▶ _Set exercise_:
Each entry below should be reproduced character for character.

▶ _Entries provided_:
■ ■ ■
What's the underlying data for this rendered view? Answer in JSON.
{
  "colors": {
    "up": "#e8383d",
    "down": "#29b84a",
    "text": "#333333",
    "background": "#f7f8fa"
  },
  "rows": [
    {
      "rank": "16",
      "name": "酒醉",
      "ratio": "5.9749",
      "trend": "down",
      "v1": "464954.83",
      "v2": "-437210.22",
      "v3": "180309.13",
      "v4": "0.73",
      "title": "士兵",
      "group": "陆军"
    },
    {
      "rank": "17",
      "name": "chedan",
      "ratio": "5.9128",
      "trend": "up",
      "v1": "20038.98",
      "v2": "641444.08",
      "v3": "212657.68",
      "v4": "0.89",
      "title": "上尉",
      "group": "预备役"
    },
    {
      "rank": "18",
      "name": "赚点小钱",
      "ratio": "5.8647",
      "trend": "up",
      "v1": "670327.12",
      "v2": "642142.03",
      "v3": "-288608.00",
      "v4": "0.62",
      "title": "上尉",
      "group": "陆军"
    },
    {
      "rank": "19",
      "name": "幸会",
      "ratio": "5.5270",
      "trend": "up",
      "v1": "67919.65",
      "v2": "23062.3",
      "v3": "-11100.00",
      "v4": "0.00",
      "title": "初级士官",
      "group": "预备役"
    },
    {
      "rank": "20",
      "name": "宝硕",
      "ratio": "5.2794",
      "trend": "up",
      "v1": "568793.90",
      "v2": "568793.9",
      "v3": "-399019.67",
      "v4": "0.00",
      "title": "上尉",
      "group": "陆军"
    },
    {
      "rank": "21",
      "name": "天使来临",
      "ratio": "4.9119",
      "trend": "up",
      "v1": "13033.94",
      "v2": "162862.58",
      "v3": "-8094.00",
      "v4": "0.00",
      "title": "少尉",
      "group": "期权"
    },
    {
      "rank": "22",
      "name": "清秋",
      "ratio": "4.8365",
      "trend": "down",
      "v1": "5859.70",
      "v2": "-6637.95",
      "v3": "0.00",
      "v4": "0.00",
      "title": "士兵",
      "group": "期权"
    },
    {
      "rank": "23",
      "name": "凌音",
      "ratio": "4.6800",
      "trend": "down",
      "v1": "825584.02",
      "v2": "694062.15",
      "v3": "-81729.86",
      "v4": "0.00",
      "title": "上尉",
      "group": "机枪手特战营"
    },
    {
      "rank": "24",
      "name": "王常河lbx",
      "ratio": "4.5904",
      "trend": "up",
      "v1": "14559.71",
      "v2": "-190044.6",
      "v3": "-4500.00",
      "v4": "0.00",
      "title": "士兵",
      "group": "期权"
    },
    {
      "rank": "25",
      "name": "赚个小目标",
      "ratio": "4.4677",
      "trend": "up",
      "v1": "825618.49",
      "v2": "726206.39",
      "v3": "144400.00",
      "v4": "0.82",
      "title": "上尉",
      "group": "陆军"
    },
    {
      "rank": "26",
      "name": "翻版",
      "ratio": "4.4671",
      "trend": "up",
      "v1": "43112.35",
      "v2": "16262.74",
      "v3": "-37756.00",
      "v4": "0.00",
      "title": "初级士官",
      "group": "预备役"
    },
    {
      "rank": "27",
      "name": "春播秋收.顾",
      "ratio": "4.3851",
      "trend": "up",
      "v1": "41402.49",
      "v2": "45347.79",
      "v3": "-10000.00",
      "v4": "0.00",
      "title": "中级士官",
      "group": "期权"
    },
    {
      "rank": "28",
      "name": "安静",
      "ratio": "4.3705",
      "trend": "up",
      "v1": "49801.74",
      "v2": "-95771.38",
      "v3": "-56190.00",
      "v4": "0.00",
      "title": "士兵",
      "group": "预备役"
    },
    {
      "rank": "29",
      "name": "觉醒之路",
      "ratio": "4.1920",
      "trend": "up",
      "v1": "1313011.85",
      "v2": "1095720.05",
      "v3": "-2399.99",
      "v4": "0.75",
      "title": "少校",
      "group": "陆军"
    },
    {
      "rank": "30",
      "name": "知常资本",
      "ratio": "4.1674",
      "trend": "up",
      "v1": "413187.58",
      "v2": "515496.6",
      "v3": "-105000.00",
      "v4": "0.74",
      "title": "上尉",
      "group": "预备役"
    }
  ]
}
■ ■ ■
▶ _Solution for this exercise_:
What's the underlying data for this rendered view? Answer in JSON.
{
  "colors": {
    "up": "#e8383d",
    "down": "#29b84a",
    "text": "#333333",
    "background": "#f7f8fa"
  },
  "rows": [
    {
      "rank": "16",
      "name": "酒醉",
      "ratio": "5.9749",
      "trend": "down",
      "v1": "464954.83",
      "v2": "-437210.22",
      "v3": "180309.13",
      "v4": "0.73",
      "title": "士兵",
      "group": "陆军"
    },
    {
      "rank": "17",
      "name": "chedan",
      "ratio": "5.9128",
      "trend": "up",
      "v1": "20038.98",
      "v2": "641444.08",
      "v3": "212657.68",
      "v4": "0.89",
      "title": "上尉",
      "group": "预备役"
    },
    {
      "rank": "18",
      "name": "赚点小钱",
      "ratio": "5.8647",
      "trend": "up",
      "v1": "670327.12",
      "v2": "642142.03",
      "v3": "-288608.00",
      "v4": "0.62",
      "title": "上尉",
      "group": "陆军"
    },
    {
      "rank": "19",
      "name": "幸会",
      "ratio": "5.5270",
      "trend": "up",
      "v1": "67919.65",
      "v2": "23062.3",
      "v3": "-11100.00",
      "v4": "0.00",
      "title": "初级士官",
      "group": "预备役"
    },
    {
      "rank": "20",
      "name": "宝硕",
      "ratio": "5.2794",
      "trend": "up",
      "v1": "568793.90",
      "v2": "568793.9",
      "v3": "-399019.67",
      "v4": "0.00",
      "title": "上尉",
      "group": "陆军"
    },
    {
      "rank": "21",
      "name": "天使来临",
      "ratio": "4.9119",
      "trend": "up",
      "v1": "13033.94",
      "v2": "162862.58",
      "v3": "-8094.00",
      "v4": "0.00",
      "title": "少尉",
      "group": "期权"
    },
    {
      "rank": "22",
      "name": "清秋",
      "ratio": "4.8365",
      "trend": "down",
      "v1": "5859.70",
      "v2": "-6637.95",
      "v3": "0.00",
      "v4": "0.00",
      "title": "士兵",
      "group": "期权"
    },
    {
      "rank": "23",
      "name": "凌音",
      "ratio": "4.6800",
      "trend": "down",
      "v1": "825584.02",
      "v2": "694062.15",
      "v3": "-81729.86",
      "v4": "0.00",
      "title": "上尉",
      "group": "机枪手特战营"
    },
    {
      "rank": "24",
      "name": "王常河lbx",
      "ratio": "4.5904",
      "trend": "up",
      "v1": "14559.71",
      "v2": "-190044.6",
      "v3": "-4500.00",
      "v4": "0.00",
      "title": "士兵",
      "group": "期权"
    },
    {
      "rank": "25",
      "name": "赚个小目标",
      "ratio": "4.4677",
      "trend": "up",
      "v1": "825618.49",
      "v2": "726206.39",
      "v3": "144400.00",
      "v4": "0.82",
      "title": "上尉",
      "group": "陆军"
    },
    {
      "rank": "26",
      "name": "翻版",
      "ratio": "4.4671",
      "trend": "up",
      "v1": "43112.35",
      "v2": "16262.74",
      "v3": "-37756.00",
      "v4": "0.00",
      "title": "初级士官",
      "group": "预备役"
    },
    {
      "rank": "27",
      "name": "春播秋收.顾",
      "ratio": "4.3851",
      "trend": "up",
      "v1": "41402.49",
      "v2": "45347.79",
      "v3": "-10000.00",
      "v4": "0.00",
      "title": "中级士官",
      "group": "期权"
    },
    {
      "rank": "28",
      "name": "安静",
      "ratio": "4.3705",
      "trend": "up",
      "v1": "49801.74",
      "v2": "-95771.38",
      "v3": "-56190.00",
      "v4": "0.00",
      "title": "士兵",
      "group": "预备役"
    },
    {
      "rank": "29",
      "name": "觉醒之路",
      "ratio": "4.1920",
      "trend": "up",
      "v1": "1313011.85",
      "v2": "1095720.05",
      "v3": "-2399.99",
      "v4": "0.75",
      "title": "少校",
      "group": "陆军"
    },
    {
      "rank": "30",
      "name": "知常资本",
      "ratio": "4.1674",
      "trend": "up",
      "v1": "413187.58",
      "v2": "515496.6",
      "v3": "-105000.00",
      "v4": "0.74",
      "title": "上尉",
      "group": "预备役"
    }
  ]
}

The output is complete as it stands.